WHAT THIS TASK INVOLVES
Quote the entries that follow exactly, leaving none out.

INPUT DATA
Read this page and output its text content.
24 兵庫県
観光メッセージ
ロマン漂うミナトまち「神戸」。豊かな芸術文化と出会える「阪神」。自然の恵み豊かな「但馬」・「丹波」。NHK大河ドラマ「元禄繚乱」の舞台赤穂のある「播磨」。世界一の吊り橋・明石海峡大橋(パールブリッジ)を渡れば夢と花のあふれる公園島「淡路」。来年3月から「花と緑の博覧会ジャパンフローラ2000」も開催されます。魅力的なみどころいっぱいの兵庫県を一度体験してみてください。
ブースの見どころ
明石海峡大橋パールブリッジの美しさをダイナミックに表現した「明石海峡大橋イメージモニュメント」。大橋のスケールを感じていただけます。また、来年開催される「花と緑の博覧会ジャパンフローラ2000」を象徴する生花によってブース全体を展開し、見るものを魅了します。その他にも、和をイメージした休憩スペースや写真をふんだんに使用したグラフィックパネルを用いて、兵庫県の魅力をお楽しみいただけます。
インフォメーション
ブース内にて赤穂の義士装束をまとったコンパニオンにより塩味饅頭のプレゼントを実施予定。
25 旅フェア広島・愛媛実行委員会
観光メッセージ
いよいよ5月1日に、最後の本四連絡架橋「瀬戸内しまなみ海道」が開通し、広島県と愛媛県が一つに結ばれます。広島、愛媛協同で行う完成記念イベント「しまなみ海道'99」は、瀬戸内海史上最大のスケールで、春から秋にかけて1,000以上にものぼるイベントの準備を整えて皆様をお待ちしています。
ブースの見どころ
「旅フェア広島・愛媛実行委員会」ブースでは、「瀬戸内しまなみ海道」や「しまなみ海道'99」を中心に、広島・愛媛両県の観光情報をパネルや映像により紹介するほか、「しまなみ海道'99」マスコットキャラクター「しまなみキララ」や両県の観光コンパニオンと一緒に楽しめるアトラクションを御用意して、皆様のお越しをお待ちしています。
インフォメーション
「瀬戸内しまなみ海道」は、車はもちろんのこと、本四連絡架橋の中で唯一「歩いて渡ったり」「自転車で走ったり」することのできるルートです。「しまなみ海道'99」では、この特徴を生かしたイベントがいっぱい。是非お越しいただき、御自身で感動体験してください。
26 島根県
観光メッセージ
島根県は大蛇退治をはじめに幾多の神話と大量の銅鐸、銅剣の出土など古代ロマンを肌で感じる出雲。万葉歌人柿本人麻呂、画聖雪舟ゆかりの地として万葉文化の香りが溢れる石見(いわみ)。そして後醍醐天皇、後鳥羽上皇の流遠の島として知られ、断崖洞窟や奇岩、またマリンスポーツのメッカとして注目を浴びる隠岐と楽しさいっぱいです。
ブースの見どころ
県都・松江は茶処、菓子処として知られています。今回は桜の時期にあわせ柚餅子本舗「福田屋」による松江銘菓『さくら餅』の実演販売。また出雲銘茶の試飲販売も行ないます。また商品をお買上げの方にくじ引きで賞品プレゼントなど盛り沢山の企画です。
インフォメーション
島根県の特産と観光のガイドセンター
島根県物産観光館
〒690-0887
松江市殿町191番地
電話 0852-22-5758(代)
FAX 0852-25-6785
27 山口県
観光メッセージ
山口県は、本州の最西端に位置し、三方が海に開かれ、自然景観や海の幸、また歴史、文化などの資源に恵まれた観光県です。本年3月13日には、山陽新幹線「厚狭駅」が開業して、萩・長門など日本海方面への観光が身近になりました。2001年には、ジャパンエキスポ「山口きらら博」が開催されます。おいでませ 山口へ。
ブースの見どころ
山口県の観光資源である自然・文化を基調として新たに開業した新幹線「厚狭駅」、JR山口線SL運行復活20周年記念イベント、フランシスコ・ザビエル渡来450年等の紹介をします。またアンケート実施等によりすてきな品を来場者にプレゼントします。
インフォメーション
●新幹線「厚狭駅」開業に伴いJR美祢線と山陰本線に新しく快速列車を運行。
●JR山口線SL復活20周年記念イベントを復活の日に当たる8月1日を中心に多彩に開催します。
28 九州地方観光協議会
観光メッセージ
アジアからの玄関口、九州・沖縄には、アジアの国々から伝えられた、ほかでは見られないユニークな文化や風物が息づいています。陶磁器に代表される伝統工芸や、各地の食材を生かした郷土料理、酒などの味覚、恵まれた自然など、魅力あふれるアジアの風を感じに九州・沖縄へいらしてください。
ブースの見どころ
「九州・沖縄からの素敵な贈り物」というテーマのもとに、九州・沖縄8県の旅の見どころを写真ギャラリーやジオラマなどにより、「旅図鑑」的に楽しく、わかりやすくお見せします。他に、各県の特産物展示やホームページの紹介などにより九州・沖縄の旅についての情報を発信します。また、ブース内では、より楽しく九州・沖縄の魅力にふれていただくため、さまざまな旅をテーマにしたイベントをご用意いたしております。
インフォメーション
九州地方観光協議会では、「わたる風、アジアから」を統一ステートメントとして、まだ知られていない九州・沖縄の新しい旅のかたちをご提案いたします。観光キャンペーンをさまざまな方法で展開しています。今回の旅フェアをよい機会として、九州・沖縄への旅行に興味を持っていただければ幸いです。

COMPLETED EXERCISE
Read this page and output its text content.
24 兵庫県
観光メッセージ
ロマン漂うミナトまち「神戸」。豊かな芸術文化と出会える「阪神」。自然の恵み豊かな「但馬」・「丹波」。NHK大河ドラマ「元禄繚乱」の舞台赤穂のある「播磨」。世界一の吊り橋・明石海峡大橋(パールブリッジ)を渡れば夢と花のあふれる公園島「淡路」。来年3月から「花と緑の博覧会ジャパンフローラ2000」も開催されます。魅力的なみどころいっぱいの兵庫県を一度体験してみてください。
ブースの見どころ
明石海峡大橋パールブリッジの美しさをダイナミックに表現した「明石海峡大橋イメージモニュメント」。大橋のスケールを感じていただけます。また、来年開催される「花と緑の博覧会ジャパンフローラ2000」を象徴する生花によってブース全体を展開し、見るものを魅了します。その他にも、和をイメージした休憩スペースや写真をふんだんに使用したグラフィックパネルを用いて、兵庫県の魅力をお楽しみいただけます。
インフォメーション
ブース内にて赤穂の義士装束をまとったコンパニオンにより塩味饅頭のプレゼントを実施予定。
25 旅フェア広島・愛媛実行委員会
観光メッセージ
いよいよ5月1日に、最後の本四連絡架橋「瀬戸内しまなみ海道」が開通し、広島県と愛媛県が一つに結ばれます。広島、愛媛協同で行う完成記念イベント「しまなみ海道'99」は、瀬戸内海史上最大のスケールで、春から秋にかけて1,000以上にものぼるイベントの準備を整えて皆様をお待ちしています。
ブースの見どころ
「旅フェア広島・愛媛実行委員会」ブースでは、「瀬戸内しまなみ海道」や「しまなみ海道'99」を中心に、広島・愛媛両県の観光情報をパネルや映像により紹介するほか、「しまなみ海道'99」マスコットキャラクター「しまなみキララ」や両県の観光コンパニオンと一緒に楽しめるアトラクションを御用意して、皆様のお越しをお待ちしています。
インフォメーション
「瀬戸内しまなみ海道」は、車はもちろんのこと、本四連絡架橋の中で唯一「歩いて渡ったり」「自転車で走ったり」することのできるルートです。「しまなみ海道'99」では、この特徴を生かしたイベントがいっぱい。是非お越しいただき、御自身で感動体験してください。
26 島根県
観光メッセージ
島根県は大蛇退治をはじめに幾多の神話と大量の銅鐸、銅剣の出土など古代ロマンを肌で感じる出雲。万葉歌人柿本人麻呂、画聖雪舟ゆかりの地として万葉文化の香りが溢れる石見(いわみ)。そして後醍醐天皇、後鳥羽上皇の流遠の島として知られ、断崖洞窟や奇岩、またマリンスポーツのメッカとして注目を浴びる隠岐と楽しさいっぱいです。
ブースの見どころ
県都・松江は茶処、菓子処として知られています。今回は桜の時期にあわせ柚餅子本舗「福田屋」による松江銘菓『さくら餅』の実演販売。また出雲銘茶の試飲販売も行ないます。また商品をお買上げの方にくじ引きで賞品プレゼントなど盛り沢山の企画です。
インフォメーション
島根県の特産と観光のガイドセンター
島根県物産観光館
〒690-0887
松江市殿町191番地
電話 0852-22-5758(代)
FAX 0852-25-6785
27 山口県
観光メッセージ
山口県は、本州の最西端に位置し、三方が海に開かれ、自然景観や海の幸、また歴史、文化などの資源に恵まれた観光県です。本年3月13日には、山陽新幹線「厚狭駅」が開業して、萩・長門など日本海方面への観光が身近になりました。2001年には、ジャパンエキスポ「山口きらら博」が開催されます。おいでませ 山口へ。
ブースの見どころ
山口県の観光資源である自然・文化を基調として新たに開業した新幹線「厚狭駅」、JR山口線SL運行復活20周年記念イベント、フランシスコ・ザビエル渡来450年等の紹介をします。またアンケート実施等によりすてきな品を来場者にプレゼントします。
インフォメーション
●新幹線「厚狭駅」開業に伴いJR美祢線と山陰本線に新しく快速列車を運行。
●JR山口線SL復活20周年記念イベントを復活の日に当たる8月1日を中心に多彩に開催します。
28 九州地方観光協議会
観光メッセージ
アジアからの玄関口、九州・沖縄には、アジアの国々から伝えられた、ほかでは見られないユニークな文化や風物が息づいています。陶磁器に代表される伝統工芸や、各地の食材を生かした郷土料理、酒などの味覚、恵まれた自然など、魅力あふれるアジアの風を感じに九州・沖縄へいらしてください。
ブースの見どころ
「九州・沖縄からの素敵な贈り物」というテーマのもとに、九州・沖縄8県の旅の見どころを写真ギャラリーやジオラマなどにより、「旅図鑑」的に楽しく、わかりやすくお見せします。他に、各県の特産物展示やホームページの紹介などにより九州・沖縄の旅についての情報を発信します。また、ブース内では、より楽しく九州・沖縄の魅力にふれていただくため、さまざまな旅をテーマにしたイベントをご用意いたしております。
インフォメーション
九州地方観光協議会では、「わたる風、アジアから」を統一ステートメントとして、まだ知られていない九州・沖縄の新しい旅のかたちをご提案いたします。観光キャンペーンをさまざまな方法で展開しています。今回の旅フェアをよい機会として、九州・沖縄への旅行に興味を持っていただければ幸いです。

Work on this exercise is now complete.